[Begin Document section]

Embedded system developers are stuck between the rock and the hard place, faced as they are with increasingly complex systems, more lines of code, more powerful processors, and the need to generate code that accurately reflects the real-time and deterministic requirements of applications such as automotive and industrial control.
On the one hand, developers need to use high-level Model Driven Development (MDD) tools, such as UML, to accurately capture the behavior and characteristics of the design environment inside, say, an automobile, in which multiple processors may be linked together to enable all elements in that environment to communicate and, when necessary, work together. On the other hand, developers must also work at the code level, usually within an integrated development environment (IDE) to generate, debug, analyze, and test the code for each element in the system.
However, very often the twain do not meet. And when they do, the linkage between the two has been problematic. The separate stand-alone MDD environments and IDEs within which they've worked have forced embedded system developers to work in either one or the other with no substantive interaction between the two “worlds.”
In cases where the developer wants to work with models, if the models don't generate code that includes behavior, he faces the difficult task of writing the code in an IDE and then maintaining both the models and the code since the MDD environment and IDE are completely out of synch with each other. The link between model and code inevitably would be broken; the model information would lose its value as the code changed because most likely the developer would not update the model to reflect the code changes.
Early MDD solutions that did generate code produced black-box code, which is unreadable and offers very little code-level control. Getting the black-box code to look right and operate as intended was nearly a “black art,” and if the user could change the code, the model and the code would be out of synch, leading to a major maintenance issue. This lack of control and synchronization of the model and code reduced the value of modeling throughout the development lifecycle.
By incorporating bidirectional linkage between an Eclipse IDE-based code-centric workflow and an MDD model-centric workflow, engineers can work within the familiar code-level IDE and within the same framework use modeling. In addition to easing the learning curve for embedded system developers now reluctant to incorporate model-driven tools into their work flow, the linkage also provides a number of powerful capabilities, including:
• Reverse engineering of existing code into a graphical model;
• Round tripping of changes made to the code at the IDE level being developed back into the model;
• Automatic generation of new code from the model;
• Synchronizing of changes to either the code or the model through the Dynamic Model Code Associativity (DMCA); and
• Ensured code respect; that is, when code is reverse engineered or round-tripped and then regenerated, the user has the option in a bidirectional environment of maintaining the original file structure and naming of the files while also not changing the internal flow, structure, and naming of the code itself.

[End Document section]

Prompt 1: Please reproduce everything in the model-driven development passage from "On the one hand, developers" down to "in the system.".

[Begin Data section]

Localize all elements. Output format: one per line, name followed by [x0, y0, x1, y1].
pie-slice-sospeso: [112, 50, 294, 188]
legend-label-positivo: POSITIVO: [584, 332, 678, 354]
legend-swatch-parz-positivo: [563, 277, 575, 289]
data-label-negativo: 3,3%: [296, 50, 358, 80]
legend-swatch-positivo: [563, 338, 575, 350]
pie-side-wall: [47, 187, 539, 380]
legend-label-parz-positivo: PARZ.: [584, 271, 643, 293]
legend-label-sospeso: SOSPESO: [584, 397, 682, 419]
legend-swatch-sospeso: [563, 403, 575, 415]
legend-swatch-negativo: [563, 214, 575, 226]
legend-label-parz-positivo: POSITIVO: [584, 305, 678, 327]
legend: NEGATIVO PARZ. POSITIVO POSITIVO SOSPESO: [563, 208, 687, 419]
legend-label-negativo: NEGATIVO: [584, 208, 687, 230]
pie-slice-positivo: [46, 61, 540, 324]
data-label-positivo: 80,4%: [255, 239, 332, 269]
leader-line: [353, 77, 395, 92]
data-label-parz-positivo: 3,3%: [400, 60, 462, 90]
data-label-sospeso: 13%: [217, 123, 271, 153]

[End Data section]

Prompt 2: Convert everything in the rows from their first line down to the line containing "pie-side-wall: [47, 187, 539, 380]" into a JSON list of strings, one string per line and no blank lines.

Full output 1:
On the one hand, developers need to use high-level Model Driven Development (MDD) tools, such as UML, to accurately capture the behavior and characteristics of the design environment inside, say, an automobile, in which multiple processors may be linked together to enable all elements in that environment to communicate and, when necessary, work together. On the other hand, developers must also work at the code level, usually within an integrated development environment (IDE) to generate, debug, analyze, and test the code for each element in the system.

Full output 2:
[
  "Localize all elements. Output format: one per line, name followed by [x0, y0, x1, y1].",
  "pie-slice-sospeso: [112, 50, 294, 188]",
  "legend-label-positivo: POSITIVO: [584, 332, 678, 354]",
  "legend-swatch-parz-positivo: [563, 277, 575, 289]",
  "data-label-negativo: 3,3%: [296, 50, 358, 80]",
  "legend-swatch-positivo: [563, 338, 575, 350]",
  "pie-side-wall: [47, 187, 539, 380]"
]